#### [Listed records]
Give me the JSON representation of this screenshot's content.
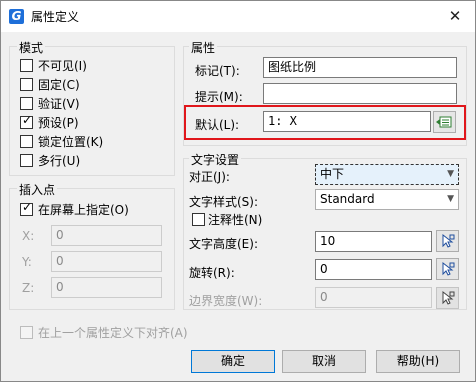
{
  "window": {
    "title": "属性定义",
    "close_glyph": "✕",
    "app_icon_letter": "G"
  },
  "mode_group": {
    "title": "模式",
    "options": [
      {
        "label": "不可见(I)",
        "checked": false
      },
      {
        "label": "固定(C)",
        "checked": false
      },
      {
        "label": "验证(V)",
        "checked": false
      },
      {
        "label": "预设(P)",
        "checked": true
      },
      {
        "label": "锁定位置(K)",
        "checked": false
      },
      {
        "label": "多行(U)",
        "checked": false
      }
    ]
  },
  "insert_group": {
    "title": "插入点",
    "on_screen_label": "在屏幕上指定(O)",
    "on_screen_checked": true,
    "x_label": "X:",
    "x_value": "0",
    "y_label": "Y:",
    "y_value": "0",
    "z_label": "Z:",
    "z_value": "0"
  },
  "attribute_group": {
    "title": "属性",
    "tag_label": "标记(T):",
    "tag_value": "图纸比例",
    "prompt_label": "提示(M):",
    "prompt_value": "",
    "default_label": "默认(L):",
    "default_value": "1: X",
    "highlight_color": "#e0161b"
  },
  "text_group": {
    "title": "文字设置",
    "justify_label": "对正(J):",
    "justify_value": "中下",
    "style_label": "文字样式(S):",
    "style_value": "Standard",
    "annotative_label": "注释性(N)",
    "annotative_checked": false,
    "height_label": "文字高度(E):",
    "height_value": "10",
    "rotation_label": "旋转(R):",
    "rotation_value": "0",
    "width_label": "边界宽度(W):",
    "width_value": "0"
  },
  "align_below": {
    "label": "在上一个属性定义下对齐(A)",
    "checked": false,
    "enabled": false
  },
  "buttons": {
    "ok": "确定",
    "cancel": "取消",
    "help": "帮助(H)"
  }
}
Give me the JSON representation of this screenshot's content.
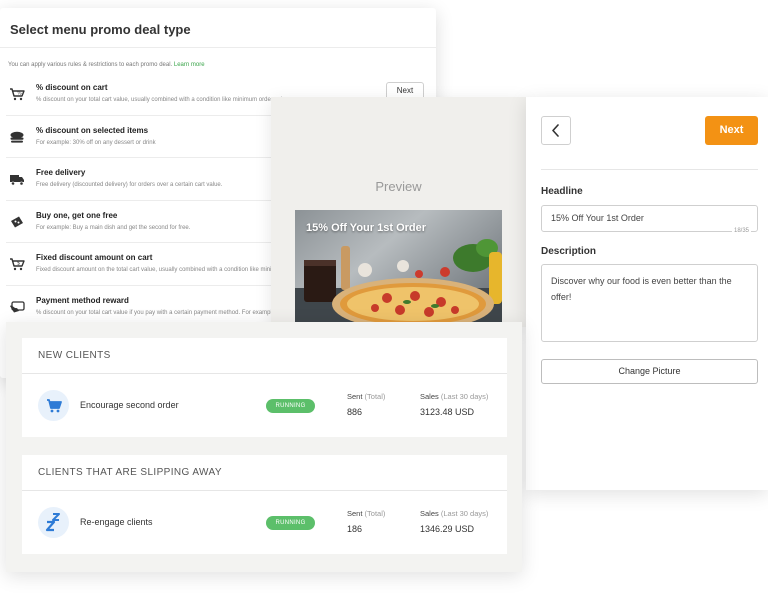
{
  "deal_panel": {
    "title": "Select menu promo deal type",
    "intro": "You can apply various rules & restrictions to each promo deal.",
    "intro_link": "Learn more",
    "next_label": "Next",
    "items": [
      {
        "icon": "cart-percent-icon",
        "name": "% discount on cart",
        "desc": "% discount on your total cart value, usually combined with a condition like minimum order value."
      },
      {
        "icon": "dish-icon",
        "name": "% discount on selected items",
        "desc": "For example: 30% off on any dessert or drink"
      },
      {
        "icon": "delivery-truck-icon",
        "name": "Free delivery",
        "desc": "Free delivery (discounted delivery) for orders over a certain cart value."
      },
      {
        "icon": "ticket-icon",
        "name": "Buy one, get one free",
        "desc": "For example: Buy a main dish and get the second for free."
      },
      {
        "icon": "cart-dollar-icon",
        "name": "Fixed discount amount on cart",
        "desc": "Fixed discount amount on the total cart value, usually combined with a condition like minimum order value."
      },
      {
        "icon": "card-icon",
        "name": "Payment method reward",
        "desc": "% discount on your total cart value if you pay with a certain payment method. For example: pay online"
      }
    ]
  },
  "preview": {
    "label": "Preview",
    "headline": "15% Off Your 1st Order"
  },
  "form": {
    "next_label": "Next",
    "headline_label": "Headline",
    "headline_value": "15% Off Your 1st Order",
    "char_count": "18/35",
    "description_label": "Description",
    "description_value": "Discover why our food is even better than the offer!",
    "change_picture_label": "Change Picture",
    "accent_color": "#f39214"
  },
  "campaigns": {
    "sections": [
      {
        "header": "NEW CLIENTS",
        "row": {
          "icon": "shopping-cart-icon",
          "name": "Encourage second order",
          "status": "RUNNING",
          "sent_label": "Sent",
          "sent_qualifier": "(Total)",
          "sent_value": "886",
          "sales_label": "Sales",
          "sales_qualifier": "(Last 30 days)",
          "sales_value": "3123.48 USD"
        }
      },
      {
        "header": "CLIENTS THAT ARE SLIPPING AWAY",
        "row": {
          "icon": "sleep-zz-icon",
          "name": "Re-engage clients",
          "status": "RUNNING",
          "sent_label": "Sent",
          "sent_qualifier": "(Total)",
          "sent_value": "186",
          "sales_label": "Sales",
          "sales_qualifier": "(Last 30 days)",
          "sales_value": "1346.29 USD"
        }
      }
    ],
    "status_color": "#5cbf6a"
  }
}
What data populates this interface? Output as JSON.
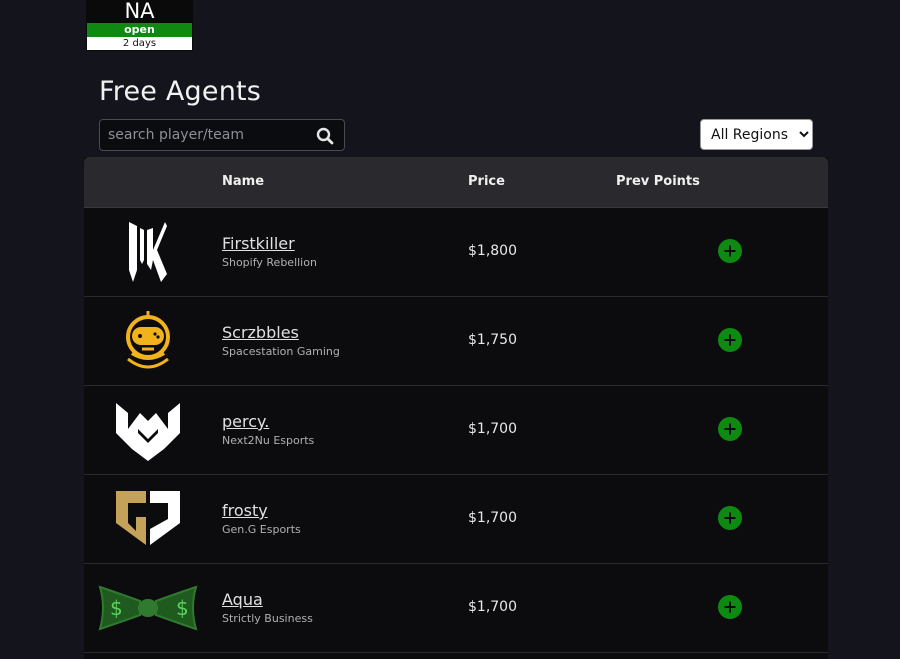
{
  "region_badge": {
    "code": "NA",
    "status": "open",
    "time": "2 days",
    "status_color": "#0e8a12"
  },
  "page": {
    "title": "Free Agents"
  },
  "search": {
    "placeholder": "search player/team",
    "value": ""
  },
  "region_filter": {
    "selected": "All Regions",
    "options": [
      "All Regions"
    ]
  },
  "table": {
    "headers": {
      "name": "Name",
      "price": "Price",
      "prev_points": "Prev Points"
    },
    "rows": [
      {
        "name": "Firstkiller",
        "team": "Shopify Rebellion",
        "price": "$1,800",
        "logo": "shopify-rebellion-logo"
      },
      {
        "name": "Scrzbbles",
        "team": "Spacestation Gaming",
        "price": "$1,750",
        "logo": "spacestation-logo"
      },
      {
        "name": "percy.",
        "team": "Next2Nu Esports",
        "price": "$1,700",
        "logo": "next2nu-logo"
      },
      {
        "name": "frosty",
        "team": "Gen.G Esports",
        "price": "$1,700",
        "logo": "geng-logo"
      },
      {
        "name": "Aqua",
        "team": "Strictly Business",
        "price": "$1,700",
        "logo": "strictly-business-logo"
      }
    ]
  },
  "colors": {
    "background": "#14151c",
    "accent_green": "#0e8a12",
    "header_bg": "#2a2a2e"
  }
}
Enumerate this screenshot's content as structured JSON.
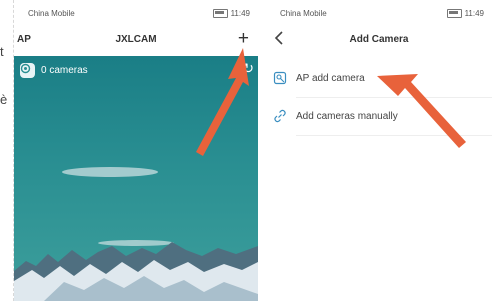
{
  "left_clip_chars": [
    "t",
    "è"
  ],
  "phone1": {
    "status": {
      "carrier": "China Mobile",
      "time": "11:49"
    },
    "header": {
      "left_label": "AP",
      "title": "JXLCAM",
      "add_icon": "plus-icon"
    },
    "camera_count": "0 cameras",
    "icons": {
      "camera": "camera-icon",
      "refresh": "refresh-icon"
    }
  },
  "phone2": {
    "status": {
      "carrier": "China Mobile",
      "time": "11:49"
    },
    "header": {
      "title": "Add Camera",
      "back_icon": "chevron-left-icon"
    },
    "menu": [
      {
        "label": "AP add camera",
        "icon": "ap-camera-icon"
      },
      {
        "label": "Add cameras manually",
        "icon": "link-icon"
      }
    ]
  },
  "colors": {
    "annotation_arrow": "#e8623b",
    "sky": "#1a7e86"
  }
}
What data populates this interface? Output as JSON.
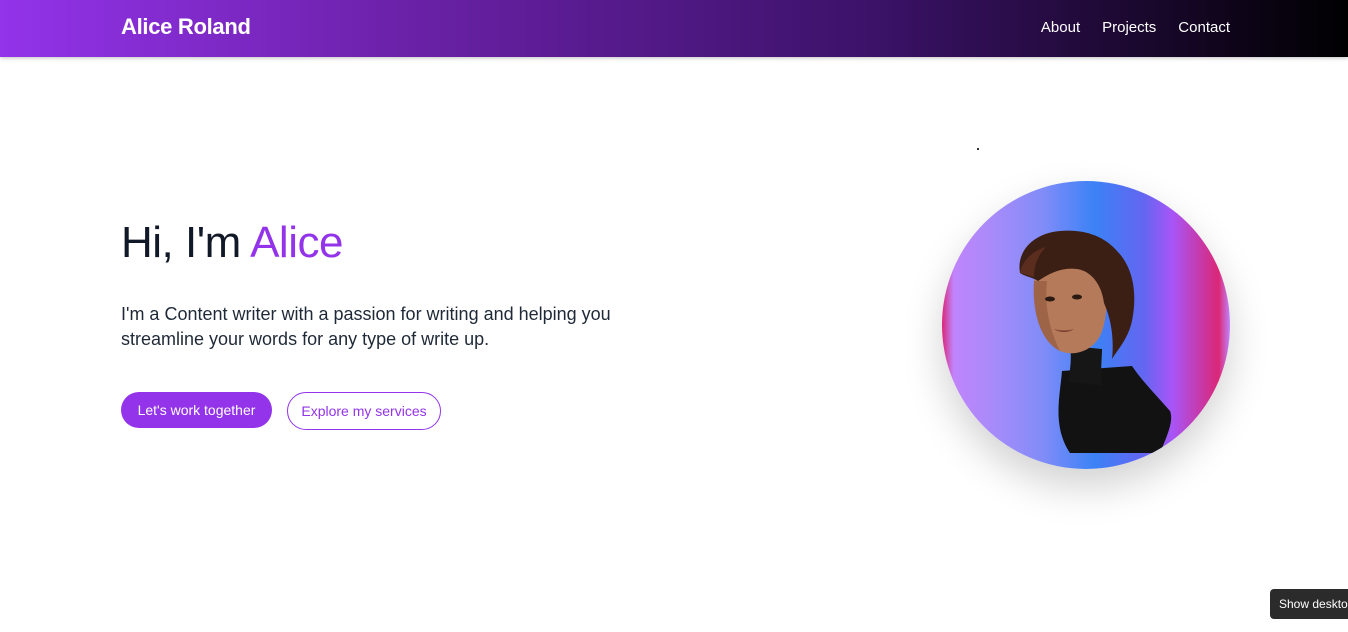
{
  "navbar": {
    "brand": "Alice Roland",
    "links": [
      {
        "label": "About"
      },
      {
        "label": "Projects"
      },
      {
        "label": "Contact"
      }
    ],
    "gradient_colors": [
      "#9333ea",
      "#000000"
    ]
  },
  "hero": {
    "greeting": "Hi, I'm ",
    "name": "Alice",
    "description": "I'm a Content writer with a passion for writing and helping you streamline your words for any type of write up.",
    "primary_button": "Let's work together",
    "secondary_button": "Explore my services",
    "accent_color": "#9333ea"
  },
  "tooltip": {
    "text": "Show desktop"
  }
}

#### [Exercise brief]
Transcribe the preceding listing in its entirety and with exact wording, leaving out pictures.

#### [Output]
Give me the JSON representation of this screenshot's content.
{
  "window": {
    "title": "属性定义",
    "close_glyph": "✕",
    "app_icon_letter": "G"
  },
  "mode_group": {
    "title": "模式",
    "options": [
      {
        "label": "不可见(I)",
        "checked": false
      },
      {
        "label": "固定(C)",
        "checked": false
      },
      {
        "label": "验证(V)",
        "checked": false
      },
      {
        "label": "预设(P)",
        "checked": true
      },
      {
        "label": "锁定位置(K)",
        "checked": false
      },
      {
        "label": "多行(U)",
        "checked": false
      }
    ]
  },
  "insert_group": {
    "title": "插入点",
    "on_screen_label": "在屏幕上指定(O)",
    "on_screen_checked": true,
    "x_label": "X:",
    "x_value": "0",
    "y_label": "Y:",
    "y_value": "0",
    "z_label": "Z:",
    "z_value": "0"
  },
  "attribute_group": {
    "title": "属性",
    "tag_label": "标记(T):",
    "tag_value": "图纸比例",
    "prompt_label": "提示(M):",
    "prompt_value": "",
    "default_label": "默认(L):",
    "default_value": "1: X",
    "highlight_color": "#e0161b"
  },
  "text_group": {
    "title": "文字设置",
    "justify_label": "对正(J):",
    "justify_value": "中下",
    "style_label": "文字样式(S):",
    "style_value": "Standard",
    "annotative_label": "注释性(N)",
    "annotative_checked": false,
    "height_label": "文字高度(E):",
    "height_value": "10",
    "rotation_label": "旋转(R):",
    "rotation_value": "0",
    "width_label": "边界宽度(W):",
    "width_value": "0"
  },
  "align_below": {
    "label": "在上一个属性定义下对齐(A)",
    "checked": false,
    "enabled": false
  },
  "buttons": {
    "ok": "确定",
    "cancel": "取消",
    "help": "帮助(H)"
  }
}
Give me the JSON representation of this screenshot's content.
{
  "deal_panel": {
    "title": "Select menu promo deal type",
    "intro": "You can apply various rules & restrictions to each promo deal.",
    "intro_link": "Learn more",
    "next_label": "Next",
    "items": [
      {
        "icon": "cart-percent-icon",
        "name": "% discount on cart",
        "desc": "% discount on your total cart value, usually combined with a condition like minimum order value."
      },
      {
        "icon": "dish-icon",
        "name": "% discount on selected items",
        "desc": "For example: 30% off on any dessert or drink"
      },
      {
        "icon": "delivery-truck-icon",
        "name": "Free delivery",
        "desc": "Free delivery (discounted delivery) for orders over a certain cart value."
      },
      {
        "icon": "ticket-icon",
        "name": "Buy one, get one free",
        "desc": "For example: Buy a main dish and get the second for free."
      },
      {
        "icon": "cart-dollar-icon",
        "name": "Fixed discount amount on cart",
        "desc": "Fixed discount amount on the total cart value, usually combined with a condition like minimum order value."
      },
      {
        "icon": "card-icon",
        "name": "Payment method reward",
        "desc": "% discount on your total cart value if you pay with a certain payment method. For example: pay online"
      }
    ]
  },
  "preview": {
    "label": "Preview",
    "headline": "15% Off Your 1st Order"
  },
  "form": {
    "next_label": "Next",
    "headline_label": "Headline",
    "headline_value": "15% Off Your 1st Order",
    "char_count": "18/35",
    "description_label": "Description",
    "description_value": "Discover why our food is even better than the offer!",
    "change_picture_label": "Change Picture",
    "accent_color": "#f39214"
  },
  "campaigns": {
    "sections": [
      {
        "header": "NEW CLIENTS",
        "row": {
          "icon": "shopping-cart-icon",
          "name": "Encourage second order",
          "status": "RUNNING",
          "sent_label": "Sent",
          "sent_qualifier": "(Total)",
          "sent_value": "886",
          "sales_label": "Sales",
          "sales_qualifier": "(Last 30 days)",
          "sales_value": "3123.48 USD"
        }
      },
      {
        "header": "CLIENTS THAT ARE SLIPPING AWAY",
        "row": {
          "icon": "sleep-zz-icon",
          "name": "Re-engage clients",
          "status": "RUNNING",
          "sent_label": "Sent",
          "sent_qualifier": "(Total)",
          "sent_value": "186",
          "sales_label": "Sales",
          "sales_qualifier": "(Last 30 days)",
          "sales_value": "1346.29 USD"
        }
      }
    ],
    "status_color": "#5cbf6a"
  }
}
What data populates this interface? Output as JSON.
{
  "region_badge": {
    "code": "NA",
    "status": "open",
    "time": "2 days",
    "status_color": "#0e8a12"
  },
  "page": {
    "title": "Free Agents"
  },
  "search": {
    "placeholder": "search player/team",
    "value": ""
  },
  "region_filter": {
    "selected": "All Regions",
    "options": [
      "All Regions"
    ]
  },
  "table": {
    "headers": {
      "name": "Name",
      "price": "Price",
      "prev_points": "Prev Points"
    },
    "rows": [
      {
        "name": "Firstkiller",
        "team": "Shopify Rebellion",
        "price": "$1,800",
        "logo": "shopify-rebellion-logo"
      },
      {
        "name": "Scrzbbles",
        "team": "Spacestation Gaming",
        "price": "$1,750",
        "logo": "spacestation-logo"
      },
      {
        "name": "percy.",
        "team": "Next2Nu Esports",
        "price": "$1,700",
        "logo": "next2nu-logo"
      },
      {
        "name": "frosty",
        "team": "Gen.G Esports",
        "price": "$1,700",
        "logo": "geng-logo"
      },
      {
        "name": "Aqua",
        "team": "Strictly Business",
        "price": "$1,700",
        "logo": "strictly-business-logo"
      }
    ]
  },
  "colors": {
    "background": "#14151c",
    "accent_green": "#0e8a12",
    "header_bg": "#2a2a2e"
  }
}
Enumerate this screenshot's content as structured JSON.
{
  "left_clip_chars": [
    "t",
    "è"
  ],
  "phone1": {
    "status": {
      "carrier": "China Mobile",
      "time": "11:49"
    },
    "header": {
      "left_label": "AP",
      "title": "JXLCAM",
      "add_icon": "plus-icon"
    },
    "camera_count": "0 cameras",
    "icons": {
      "camera": "camera-icon",
      "refresh": "refresh-icon"
    }
  },
  "phone2": {
    "status": {
      "carrier": "China Mobile",
      "time": "11:49"
    },
    "header": {
      "title": "Add Camera",
      "back_icon": "chevron-left-icon"
    },
    "menu": [
      {
        "label": "AP add camera",
        "icon": "ap-camera-icon"
      },
      {
        "label": "Add cameras manually",
        "icon": "link-icon"
      }
    ]
  },
  "colors": {
    "annotation_arrow": "#e8623b",
    "sky": "#1a7e86"
  }
}
What data populates this interface? Output as JSON.
{
  "navbar": {
    "brand": "Alice Roland",
    "links": [
      {
        "label": "About"
      },
      {
        "label": "Projects"
      },
      {
        "label": "Contact"
      }
    ],
    "gradient_colors": [
      "#9333ea",
      "#000000"
    ]
  },
  "hero": {
    "greeting": "Hi, I'm ",
    "name": "Alice",
    "description": "I'm a Content writer with a passion for writing and helping you streamline your words for any type of write up.",
    "primary_button": "Let's work together",
    "secondary_button": "Explore my services",
    "accent_color": "#9333ea"
  },
  "tooltip": {
    "text": "Show desktop"
  }
}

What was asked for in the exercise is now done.